#### [Task brief]
Please repeat all of the lines that follow, exactly as written.

>> START

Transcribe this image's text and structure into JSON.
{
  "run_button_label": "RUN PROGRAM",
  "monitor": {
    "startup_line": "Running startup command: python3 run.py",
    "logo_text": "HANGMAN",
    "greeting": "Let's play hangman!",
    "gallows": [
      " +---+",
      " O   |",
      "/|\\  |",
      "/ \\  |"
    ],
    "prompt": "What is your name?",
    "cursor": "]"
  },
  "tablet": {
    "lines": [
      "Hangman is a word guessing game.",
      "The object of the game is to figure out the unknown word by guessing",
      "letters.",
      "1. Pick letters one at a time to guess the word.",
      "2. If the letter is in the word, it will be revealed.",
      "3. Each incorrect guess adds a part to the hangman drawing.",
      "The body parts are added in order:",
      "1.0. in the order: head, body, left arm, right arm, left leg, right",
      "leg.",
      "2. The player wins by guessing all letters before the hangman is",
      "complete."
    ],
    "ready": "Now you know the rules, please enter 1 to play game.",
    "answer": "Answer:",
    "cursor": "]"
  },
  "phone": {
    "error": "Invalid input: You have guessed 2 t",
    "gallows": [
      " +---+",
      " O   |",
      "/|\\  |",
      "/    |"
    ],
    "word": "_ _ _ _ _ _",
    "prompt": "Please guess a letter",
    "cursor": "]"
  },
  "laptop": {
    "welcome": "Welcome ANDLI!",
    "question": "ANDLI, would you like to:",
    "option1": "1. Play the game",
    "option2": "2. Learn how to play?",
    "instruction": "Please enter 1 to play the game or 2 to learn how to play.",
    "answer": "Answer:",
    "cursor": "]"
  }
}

>> END

#### [Final result]
Transcribe this image's text and structure into JSON.
{
  "run_button_label": "RUN PROGRAM",
  "monitor": {
    "startup_line": "Running startup command: python3 run.py",
    "logo_text": "HANGMAN",
    "greeting": "Let's play hangman!",
    "gallows": [
      " +---+",
      " O   |",
      "/|\\  |",
      "/ \\  |"
    ],
    "prompt": "What is your name?",
    "cursor": "]"
  },
  "tablet": {
    "lines": [
      "Hangman is a word guessing game.",
      "The object of the game is to figure out the unknown word by guessing",
      "letters.",
      "1. Pick letters one at a time to guess the word.",
      "2. If the letter is in the word, it will be revealed.",
      "3. Each incorrect guess adds a part to the hangman drawing.",
      "The body parts are added in order:",
      "1.0. in the order: head, body, left arm, right arm, left leg, right",
      "leg.",
      "2. The player wins by guessing all letters before the hangman is",
      "complete."
    ],
    "ready": "Now you know the rules, please enter 1 to play game.",
    "answer": "Answer:",
    "cursor": "]"
  },
  "phone": {
    "error": "Invalid input: You have guessed 2 t",
    "gallows": [
      " +---+",
      " O   |",
      "/|\\  |",
      "/    |"
    ],
    "word": "_ _ _ _ _ _",
    "prompt": "Please guess a letter",
    "cursor": "]"
  },
  "laptop": {
    "welcome": "Welcome ANDLI!",
    "question": "ANDLI, would you like to:",
    "option1": "1. Play the game",
    "option2": "2. Learn how to play?",
    "instruction": "Please enter 1 to play the game or 2 to learn how to play.",
    "answer": "Answer:",
    "cursor": "]"
  }
}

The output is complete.